▸ **Aim of the exercise**
Reproduce the records starting at the line that contains "notifications-disabled-button[interactable]: Disabled <box>523" and ending at the line that contains "notifications-label: Notifications <box>40", swapping "interactable" for "clickable" and leaving everything else unchanged. Give only those lines.

-------

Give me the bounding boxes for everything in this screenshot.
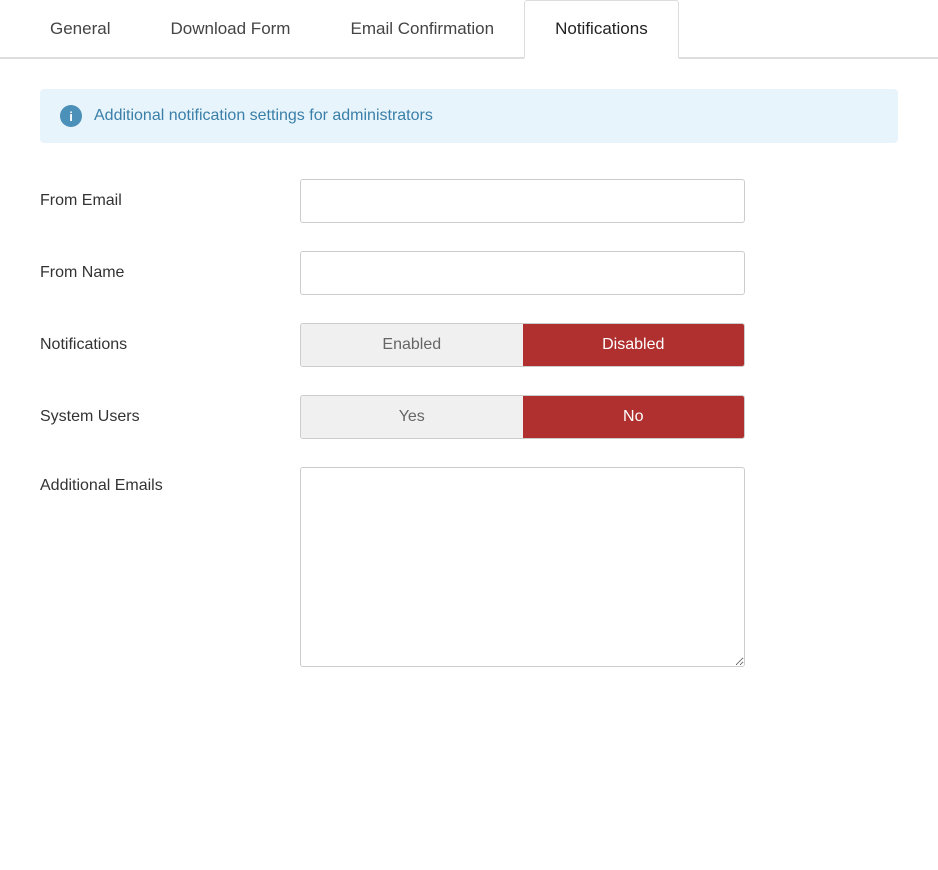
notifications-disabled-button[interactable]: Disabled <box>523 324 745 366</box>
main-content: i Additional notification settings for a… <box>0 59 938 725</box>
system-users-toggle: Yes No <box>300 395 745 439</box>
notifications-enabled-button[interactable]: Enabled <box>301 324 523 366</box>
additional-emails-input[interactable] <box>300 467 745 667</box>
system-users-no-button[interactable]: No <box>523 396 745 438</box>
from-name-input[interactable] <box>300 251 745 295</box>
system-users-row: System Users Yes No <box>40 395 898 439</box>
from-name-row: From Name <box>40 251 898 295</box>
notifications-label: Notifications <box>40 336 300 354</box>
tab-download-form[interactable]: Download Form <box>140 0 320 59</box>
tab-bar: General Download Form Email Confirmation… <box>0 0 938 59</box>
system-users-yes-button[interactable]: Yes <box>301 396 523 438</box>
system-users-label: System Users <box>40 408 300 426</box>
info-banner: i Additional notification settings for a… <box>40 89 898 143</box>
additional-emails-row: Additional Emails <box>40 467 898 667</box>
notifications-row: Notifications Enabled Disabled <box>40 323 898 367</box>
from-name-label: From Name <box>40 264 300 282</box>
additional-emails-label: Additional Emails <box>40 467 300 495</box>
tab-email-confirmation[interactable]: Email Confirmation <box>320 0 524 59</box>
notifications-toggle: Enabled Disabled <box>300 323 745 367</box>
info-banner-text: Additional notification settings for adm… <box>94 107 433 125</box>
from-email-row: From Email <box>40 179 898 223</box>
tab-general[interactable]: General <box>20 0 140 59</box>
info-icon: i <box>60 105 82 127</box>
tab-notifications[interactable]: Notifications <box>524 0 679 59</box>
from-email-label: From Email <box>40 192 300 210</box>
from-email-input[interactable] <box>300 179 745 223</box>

-------

▸ **Answer to the problem**
notifications-disabled-button[clickable]: Disabled <box>523 324 745 366</box>
main-content: i Additional notification settings for a… <box>0 59 938 725</box>
system-users-toggle: Yes No <box>300 395 745 439</box>
notifications-enabled-button[clickable]: Enabled <box>301 324 523 366</box>
additional-emails-input[clickable] <box>300 467 745 667</box>
system-users-no-button[clickable]: No <box>523 396 745 438</box>
from-name-input[clickable] <box>300 251 745 295</box>
system-users-row: System Users Yes No <box>40 395 898 439</box>
from-name-row: From Name <box>40 251 898 295</box>
notifications-label: Notifications <box>40 336 300 354</box>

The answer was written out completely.